**Problem details:** Return each line of the listing below, unchanged, and omit the images.
****************
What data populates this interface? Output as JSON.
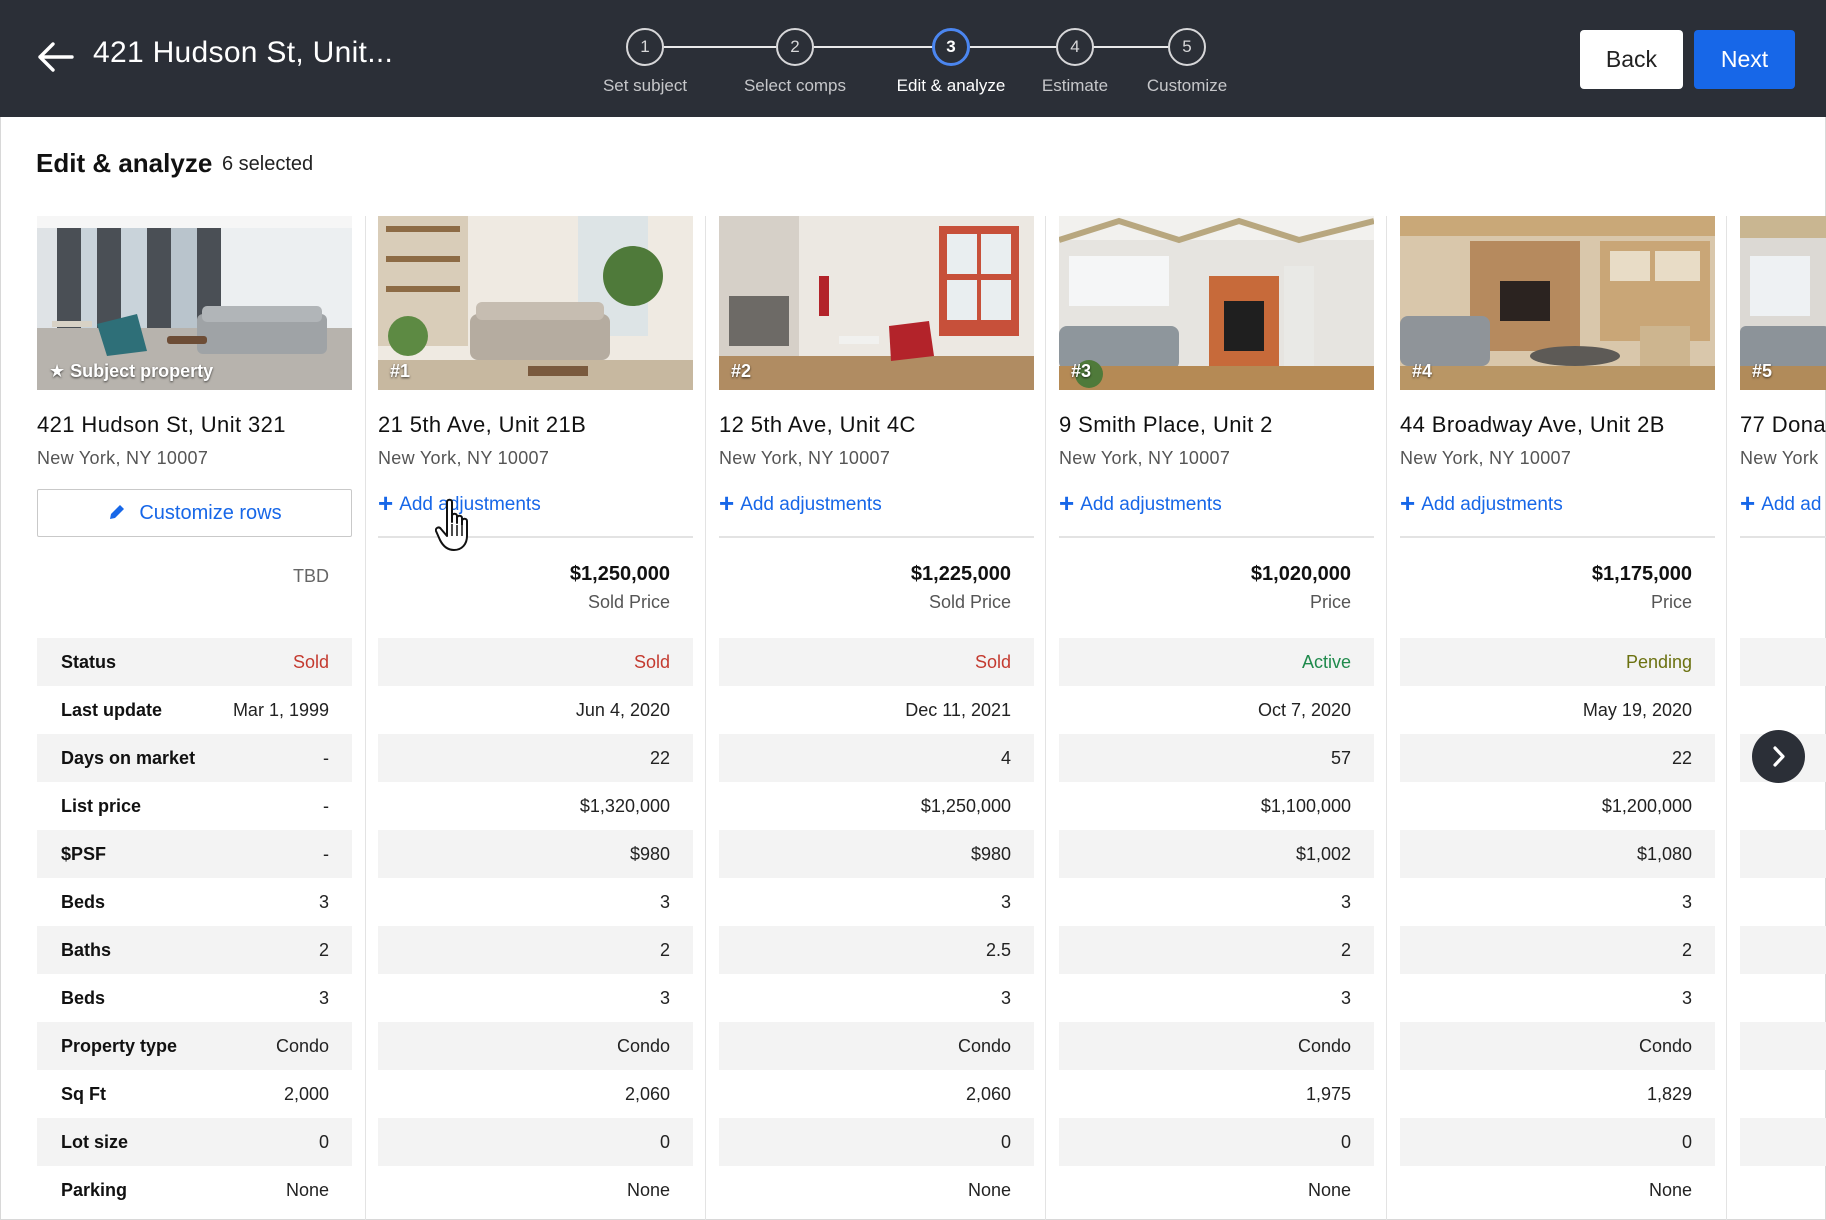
{
  "header": {
    "title": "421 Hudson St,  Unit...",
    "back_icon": "back-arrow-icon",
    "steps": [
      {
        "number": "1",
        "label": "Set subject"
      },
      {
        "number": "2",
        "label": "Select comps"
      },
      {
        "number": "3",
        "label": "Edit & analyze"
      },
      {
        "number": "4",
        "label": "Estimate"
      },
      {
        "number": "5",
        "label": "Customize"
      }
    ],
    "active_step": 3,
    "back_label": "Back",
    "next_label": "Next"
  },
  "page": {
    "title": "Edit & analyze",
    "selected_count": "6 selected"
  },
  "subject": {
    "badge": "Subject property",
    "address": "421 Hudson St, Unit 321",
    "city": "New York, NY 10007",
    "customize_label": "Customize rows",
    "price_value": "TBD"
  },
  "row_labels": [
    "Status",
    "Last update",
    "Days on market",
    "List price",
    "$PSF",
    "Beds",
    "Baths",
    "Beds",
    "Property type",
    "Sq Ft",
    "Lot size",
    "Parking"
  ],
  "subject_values": [
    "Sold",
    "Mar 1, 1999",
    "-",
    "-",
    "-",
    "3",
    "2",
    "3",
    "Condo",
    "2,000",
    "0",
    "None"
  ],
  "add_adjustments_label": "Add adjustments",
  "comps": [
    {
      "badge": "#1",
      "address": "21 5th Ave, Unit 21B",
      "city": "New York, NY 10007",
      "price": "$1,250,000",
      "price_label": "Sold Price",
      "status_kind": "sold",
      "values": [
        "Sold",
        "Jun 4, 2020",
        "22",
        "$1,320,000",
        "$980",
        "3",
        "2",
        "3",
        "Condo",
        "2,060",
        "0",
        "None"
      ]
    },
    {
      "badge": "#2",
      "address": "12 5th Ave, Unit 4C",
      "city": "New York, NY 10007",
      "price": "$1,225,000",
      "price_label": "Sold Price",
      "status_kind": "sold",
      "values": [
        "Sold",
        "Dec 11, 2021",
        "4",
        "$1,250,000",
        "$980",
        "3",
        "2.5",
        "3",
        "Condo",
        "2,060",
        "0",
        "None"
      ]
    },
    {
      "badge": "#3",
      "address": "9 Smith Place, Unit 2",
      "city": "New York, NY 10007",
      "price": "$1,020,000",
      "price_label": "Price",
      "status_kind": "active",
      "values": [
        "Active",
        "Oct 7, 2020",
        "57",
        "$1,100,000",
        "$1,002",
        "3",
        "2",
        "3",
        "Condo",
        "1,975",
        "0",
        "None"
      ]
    },
    {
      "badge": "#4",
      "address": "44 Broadway Ave, Unit 2B",
      "city": "New York, NY 10007",
      "price": "$1,175,000",
      "price_label": "Price",
      "status_kind": "pending",
      "values": [
        "Pending",
        "May 19, 2020",
        "22",
        "$1,200,000",
        "$1,080",
        "3",
        "2",
        "3",
        "Condo",
        "1,829",
        "0",
        "None"
      ]
    },
    {
      "badge": "#5",
      "address": "77 Dona",
      "city": "New York",
      "price": "",
      "price_label": "",
      "status_kind": "",
      "add_label": "Add ad",
      "values": [
        "",
        "",
        "",
        "",
        "",
        "",
        "",
        "",
        "",
        "",
        "",
        ""
      ]
    }
  ],
  "colors": {
    "header_bg": "#2b2f37",
    "accent": "#1767e8",
    "sold": "#c43a2f",
    "active": "#1f8a4c",
    "pending": "#6b7110"
  },
  "icons": {
    "star": "star-icon",
    "pencil": "pencil-icon",
    "plus": "plus-icon",
    "scroll_next": "chevron-right-icon",
    "cursor": "hand-cursor-icon"
  }
}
****************
**Finished task:**
What data populates this interface? Output as JSON.
{
  "header": {
    "title": "421 Hudson St,  Unit...",
    "back_icon": "back-arrow-icon",
    "steps": [
      {
        "number": "1",
        "label": "Set subject"
      },
      {
        "number": "2",
        "label": "Select comps"
      },
      {
        "number": "3",
        "label": "Edit & analyze"
      },
      {
        "number": "4",
        "label": "Estimate"
      },
      {
        "number": "5",
        "label": "Customize"
      }
    ],
    "active_step": 3,
    "back_label": "Back",
    "next_label": "Next"
  },
  "page": {
    "title": "Edit & analyze",
    "selected_count": "6 selected"
  },
  "subject": {
    "badge": "Subject property",
    "address": "421 Hudson St, Unit 321",
    "city": "New York, NY 10007",
    "customize_label": "Customize rows",
    "price_value": "TBD"
  },
  "row_labels": [
    "Status",
    "Last update",
    "Days on market",
    "List price",
    "$PSF",
    "Beds",
    "Baths",
    "Beds",
    "Property type",
    "Sq Ft",
    "Lot size",
    "Parking"
  ],
  "subject_values": [
    "Sold",
    "Mar 1, 1999",
    "-",
    "-",
    "-",
    "3",
    "2",
    "3",
    "Condo",
    "2,000",
    "0",
    "None"
  ],
  "add_adjustments_label": "Add adjustments",
  "comps": [
    {
      "badge": "#1",
      "address": "21 5th Ave, Unit 21B",
      "city": "New York, NY 10007",
      "price": "$1,250,000",
      "price_label": "Sold Price",
      "status_kind": "sold",
      "values": [
        "Sold",
        "Jun 4, 2020",
        "22",
        "$1,320,000",
        "$980",
        "3",
        "2",
        "3",
        "Condo",
        "2,060",
        "0",
        "None"
      ]
    },
    {
      "badge": "#2",
      "address": "12 5th Ave, Unit 4C",
      "city": "New York, NY 10007",
      "price": "$1,225,000",
      "price_label": "Sold Price",
      "status_kind": "sold",
      "values": [
        "Sold",
        "Dec 11, 2021",
        "4",
        "$1,250,000",
        "$980",
        "3",
        "2.5",
        "3",
        "Condo",
        "2,060",
        "0",
        "None"
      ]
    },
    {
      "badge": "#3",
      "address": "9 Smith Place, Unit 2",
      "city": "New York, NY 10007",
      "price": "$1,020,000",
      "price_label": "Price",
      "status_kind": "active",
      "values": [
        "Active",
        "Oct 7, 2020",
        "57",
        "$1,100,000",
        "$1,002",
        "3",
        "2",
        "3",
        "Condo",
        "1,975",
        "0",
        "None"
      ]
    },
    {
      "badge": "#4",
      "address": "44 Broadway Ave, Unit 2B",
      "city": "New York, NY 10007",
      "price": "$1,175,000",
      "price_label": "Price",
      "status_kind": "pending",
      "values": [
        "Pending",
        "May 19, 2020",
        "22",
        "$1,200,000",
        "$1,080",
        "3",
        "2",
        "3",
        "Condo",
        "1,829",
        "0",
        "None"
      ]
    },
    {
      "badge": "#5",
      "address": "77 Dona",
      "city": "New York",
      "price": "",
      "price_label": "",
      "status_kind": "",
      "add_label": "Add ad",
      "values": [
        "",
        "",
        "",
        "",
        "",
        "",
        "",
        "",
        "",
        "",
        "",
        ""
      ]
    }
  ],
  "colors": {
    "header_bg": "#2b2f37",
    "accent": "#1767e8",
    "sold": "#c43a2f",
    "active": "#1f8a4c",
    "pending": "#6b7110"
  },
  "icons": {
    "star": "star-icon",
    "pencil": "pencil-icon",
    "plus": "plus-icon",
    "scroll_next": "chevron-right-icon",
    "cursor": "hand-cursor-icon"
  }
}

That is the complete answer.